» FRAGMENTO SELECCIONADO:
>>>
Algunos han llegado a pensar que Dios abandonó a Venezuela, cuando no dicen que Dios abandonó a los hombres de todas las naciones. No obstante, sería un juicio desmedido e infundado el afirmarlo. No hay falsedad, por otro lado, en decir que Venezuela no ve luz, que su dirección ha estado en manos de la miseria hecha política y de los corruptores que aún teniendo el timón, y al pueblo remando, llevan la nación al abismo. El Estado venezolano, por como transcurren las cosas, parece haberse convertido, casi como diría Marx en algún momento, en un comité para los negocios —ya no de la burguesía— de los diablos terrenales, de carne. La suma de la oligarquía y la burocracia, lo peor de ambos estratos. Entraron ideologizados hace más de veinte años, y una vez hechos con el aparataje estatal, se desideologizaron los pachás bolivarianos. En su disgregador, y antitético, socialismo bolivariano nos han quitado todo, y sobre todas las cosas, han blasfemado y han pisoteado las creencias de los venezolanos. No les bastó, tal como es aparente, el botín del Estado. El saqueo, al sol de hoy, es insuficiente para fieras tan codiciosas. Engordaron a costa de hambrear a su pueblo y las obesas fieras, en su constante soberbia, osaron escudarse en todo aquello que sucedió, por cuanto no provenía de su propio accionar. Para las fieras, el saqueador fue el español y cuando dejó de serlo el español, los saqueadores fueron los caudillos y después de los caudillos, los demócratas. Así, los pachás se desprendieron de cualquier responsabilidad aún cuando la carnicería en Venezuela solo pertenece a ellos y a quienes han colaborado con su causa, sin ningún tipo de pudor ni vergüenza. Mayor servicio, aunque de cristianos se disfracen, han de estar haciéndole al diablo con su soberbia.
Detrás del soberbio, de alguna manera está el monstruo, el dragón (Isaías 51,9). Allí está, aunque no presente físicamente como esperarían muchos, dando consejo e incitando al gobernante a lo peor. Viéndolo de esta manera, rendirle culto o agradarle no supondría necesariamente el erigir ídolos o el renegar del Señor sino que en el mal actuar, en contra del pueblo y del bienestar común, ya sería agradar y gozar del beneplácito del peor de los enemigos, el diablo. Basta con hacer el mal para hacerle culto, basta con ser soberbio y convertirse en una fiera sedienta de sangre, como lo describió Santo Tomás. Podemos recordar en los textos cuando el Señor mandó a advertir, por medio de su profeta Ezequiel, a quien posiblemente sería Itobaal III, rey de Tiro y autoproclamado dios como dictaba la costumbre pagana mesopotámica. En su advertencia, dice el Señor: «tú hombre eres, y no Dios» —et cum sis homo, et non deus—. Por más que pospongan su estadía en el poder, y hagan mal a su pueblo o a otros, tarde o temprano serán removidos porque lo humano, lo civil, es temporal y profano. Y así lo dicta la palabra, «él depone y entroniza a los reyes» —transfert regna, atque constituit— (Daniel 2,21).
<<<
Entradas de datos:
>>>
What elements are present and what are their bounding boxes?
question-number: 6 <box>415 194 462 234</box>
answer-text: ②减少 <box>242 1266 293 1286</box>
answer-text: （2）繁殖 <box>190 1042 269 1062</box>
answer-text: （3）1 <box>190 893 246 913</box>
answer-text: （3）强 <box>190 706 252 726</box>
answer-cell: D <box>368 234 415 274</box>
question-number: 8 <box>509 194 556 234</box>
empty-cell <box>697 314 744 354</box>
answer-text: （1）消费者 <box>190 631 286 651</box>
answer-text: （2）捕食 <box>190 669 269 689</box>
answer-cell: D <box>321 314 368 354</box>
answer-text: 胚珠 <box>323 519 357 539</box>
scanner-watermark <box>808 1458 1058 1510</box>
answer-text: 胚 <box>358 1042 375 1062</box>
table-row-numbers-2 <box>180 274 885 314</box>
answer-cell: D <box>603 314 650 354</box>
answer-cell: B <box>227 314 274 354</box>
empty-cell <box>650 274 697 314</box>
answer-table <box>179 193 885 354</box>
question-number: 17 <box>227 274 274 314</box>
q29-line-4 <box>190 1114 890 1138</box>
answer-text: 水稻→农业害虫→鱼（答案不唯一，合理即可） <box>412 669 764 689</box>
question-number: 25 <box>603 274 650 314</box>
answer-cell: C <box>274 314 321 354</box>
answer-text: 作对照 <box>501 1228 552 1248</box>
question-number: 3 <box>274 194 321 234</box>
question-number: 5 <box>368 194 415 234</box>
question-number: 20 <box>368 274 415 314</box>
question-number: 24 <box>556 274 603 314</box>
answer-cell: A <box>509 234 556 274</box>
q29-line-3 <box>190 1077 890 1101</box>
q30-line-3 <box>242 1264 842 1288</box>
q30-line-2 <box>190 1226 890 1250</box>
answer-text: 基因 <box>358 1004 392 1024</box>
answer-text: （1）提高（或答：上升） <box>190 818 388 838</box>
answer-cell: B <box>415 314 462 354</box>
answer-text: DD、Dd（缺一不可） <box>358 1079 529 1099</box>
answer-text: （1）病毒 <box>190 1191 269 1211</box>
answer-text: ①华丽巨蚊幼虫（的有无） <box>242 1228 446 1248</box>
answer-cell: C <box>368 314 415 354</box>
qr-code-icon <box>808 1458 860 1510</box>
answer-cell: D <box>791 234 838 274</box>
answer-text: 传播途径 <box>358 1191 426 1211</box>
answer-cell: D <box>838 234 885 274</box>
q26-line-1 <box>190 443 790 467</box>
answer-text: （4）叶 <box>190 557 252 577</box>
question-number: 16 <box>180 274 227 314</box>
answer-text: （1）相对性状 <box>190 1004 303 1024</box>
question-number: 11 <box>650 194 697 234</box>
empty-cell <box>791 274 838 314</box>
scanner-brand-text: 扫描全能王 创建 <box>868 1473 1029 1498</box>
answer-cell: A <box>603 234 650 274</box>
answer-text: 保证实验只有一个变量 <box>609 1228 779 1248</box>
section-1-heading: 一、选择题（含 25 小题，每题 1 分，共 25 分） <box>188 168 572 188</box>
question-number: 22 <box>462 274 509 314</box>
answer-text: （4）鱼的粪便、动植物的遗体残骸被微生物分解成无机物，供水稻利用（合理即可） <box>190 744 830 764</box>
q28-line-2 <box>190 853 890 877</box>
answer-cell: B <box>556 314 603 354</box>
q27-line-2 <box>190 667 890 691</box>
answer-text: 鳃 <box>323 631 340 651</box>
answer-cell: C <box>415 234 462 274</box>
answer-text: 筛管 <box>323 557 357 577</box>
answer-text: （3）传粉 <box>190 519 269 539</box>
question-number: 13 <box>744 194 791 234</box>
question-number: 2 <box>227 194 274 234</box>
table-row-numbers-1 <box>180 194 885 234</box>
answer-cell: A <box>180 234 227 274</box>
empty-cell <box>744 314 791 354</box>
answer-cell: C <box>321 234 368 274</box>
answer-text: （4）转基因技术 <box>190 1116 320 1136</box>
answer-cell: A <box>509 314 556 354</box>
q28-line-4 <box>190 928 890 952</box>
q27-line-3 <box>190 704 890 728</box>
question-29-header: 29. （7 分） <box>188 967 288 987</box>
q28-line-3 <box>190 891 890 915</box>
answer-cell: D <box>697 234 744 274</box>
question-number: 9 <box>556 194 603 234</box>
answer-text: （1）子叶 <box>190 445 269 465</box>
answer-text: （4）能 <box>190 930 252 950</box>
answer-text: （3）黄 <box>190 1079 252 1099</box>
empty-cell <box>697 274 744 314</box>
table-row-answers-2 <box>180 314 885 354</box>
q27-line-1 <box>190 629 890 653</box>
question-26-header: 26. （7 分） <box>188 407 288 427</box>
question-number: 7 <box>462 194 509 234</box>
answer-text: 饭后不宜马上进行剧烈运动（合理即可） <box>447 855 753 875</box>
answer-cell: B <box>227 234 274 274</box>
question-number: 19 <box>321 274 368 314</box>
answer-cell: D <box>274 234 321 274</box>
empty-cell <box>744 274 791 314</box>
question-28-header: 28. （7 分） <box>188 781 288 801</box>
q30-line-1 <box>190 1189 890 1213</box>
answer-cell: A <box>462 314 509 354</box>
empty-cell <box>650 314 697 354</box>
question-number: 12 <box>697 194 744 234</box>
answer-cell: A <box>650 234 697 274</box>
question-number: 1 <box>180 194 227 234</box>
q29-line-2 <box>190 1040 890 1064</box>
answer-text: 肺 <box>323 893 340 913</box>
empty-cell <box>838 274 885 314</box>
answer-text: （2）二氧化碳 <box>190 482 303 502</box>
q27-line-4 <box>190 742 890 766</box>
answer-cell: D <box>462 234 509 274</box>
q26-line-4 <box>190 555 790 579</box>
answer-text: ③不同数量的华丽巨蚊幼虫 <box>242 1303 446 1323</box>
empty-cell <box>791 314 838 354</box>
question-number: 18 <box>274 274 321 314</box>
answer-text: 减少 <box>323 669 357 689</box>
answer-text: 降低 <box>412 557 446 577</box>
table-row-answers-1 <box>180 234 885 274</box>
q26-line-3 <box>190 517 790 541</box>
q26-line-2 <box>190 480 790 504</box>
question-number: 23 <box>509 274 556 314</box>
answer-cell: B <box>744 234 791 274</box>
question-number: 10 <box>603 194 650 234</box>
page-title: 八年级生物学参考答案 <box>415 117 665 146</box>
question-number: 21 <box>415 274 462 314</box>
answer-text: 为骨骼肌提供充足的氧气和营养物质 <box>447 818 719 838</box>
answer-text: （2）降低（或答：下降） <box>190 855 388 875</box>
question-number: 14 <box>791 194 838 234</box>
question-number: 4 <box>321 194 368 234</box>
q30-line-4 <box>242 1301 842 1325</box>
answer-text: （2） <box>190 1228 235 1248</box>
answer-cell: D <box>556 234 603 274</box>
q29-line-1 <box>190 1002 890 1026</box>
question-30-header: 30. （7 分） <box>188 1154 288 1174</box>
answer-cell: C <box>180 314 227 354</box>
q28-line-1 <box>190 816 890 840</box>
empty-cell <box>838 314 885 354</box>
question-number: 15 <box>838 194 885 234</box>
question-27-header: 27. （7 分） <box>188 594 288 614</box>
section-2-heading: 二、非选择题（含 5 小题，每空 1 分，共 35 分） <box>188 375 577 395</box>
<<<
» TAREAS Y EJERCICIOS:
A - Según el fragmento, ¿a quiénes señalan las fieras como saqueadores? Enuméralos en el orden en que aparecen.
B - Copia sin cambios todas las entradas, desde la primera hasta la línea que contiene "answer-text: 基因 <box>358 1004 392 1024</box>", incluida esta.
El fragmento y las entradas son materiales independientes entre sí.

» RESULTADOS:
A - El español, los caudillos y los demócratas.

B -
What elements are present and what are their bounding boxes?
question-number: 6 <box>415 194 462 234</box>
answer-text: ②减少 <box>242 1266 293 1286</box>
answer-text: （2）繁殖 <box>190 1042 269 1062</box>
answer-text: （3）1 <box>190 893 246 913</box>
answer-text: （3）强 <box>190 706 252 726</box>
answer-cell: D <box>368 234 415 274</box>
question-number: 8 <box>509 194 556 234</box>
empty-cell <box>697 314 744 354</box>
answer-text: （1）消费者 <box>190 631 286 651</box>
answer-text: （2）捕食 <box>190 669 269 689</box>
answer-cell: D <box>321 314 368 354</box>
answer-text: 胚珠 <box>323 519 357 539</box>
scanner-watermark <box>808 1458 1058 1510</box>
answer-text: 胚 <box>358 1042 375 1062</box>
table-row-numbers-2 <box>180 274 885 314</box>
answer-cell: D <box>603 314 650 354</box>
answer-cell: B <box>227 314 274 354</box>
empty-cell <box>650 274 697 314</box>
answer-table <box>179 193 885 354</box>
question-number: 17 <box>227 274 274 314</box>
q29-line-4 <box>190 1114 890 1138</box>
answer-text: 水稻→农业害虫→鱼（答案不唯一，合理即可） <box>412 669 764 689</box>
question-number: 25 <box>603 274 650 314</box>
answer-cell: C <box>274 314 321 354</box>
answer-text: 作对照 <box>501 1228 552 1248</box>
question-number: 3 <box>274 194 321 234</box>
question-number: 5 <box>368 194 415 234</box>
question-number: 20 <box>368 274 415 314</box>
question-number: 24 <box>556 274 603 314</box>
answer-cell: A <box>509 234 556 274</box>
q29-line-3 <box>190 1077 890 1101</box>
q30-line-3 <box>242 1264 842 1288</box>
q30-line-2 <box>190 1226 890 1250</box>
answer-text: 基因 <box>358 1004 392 1024</box>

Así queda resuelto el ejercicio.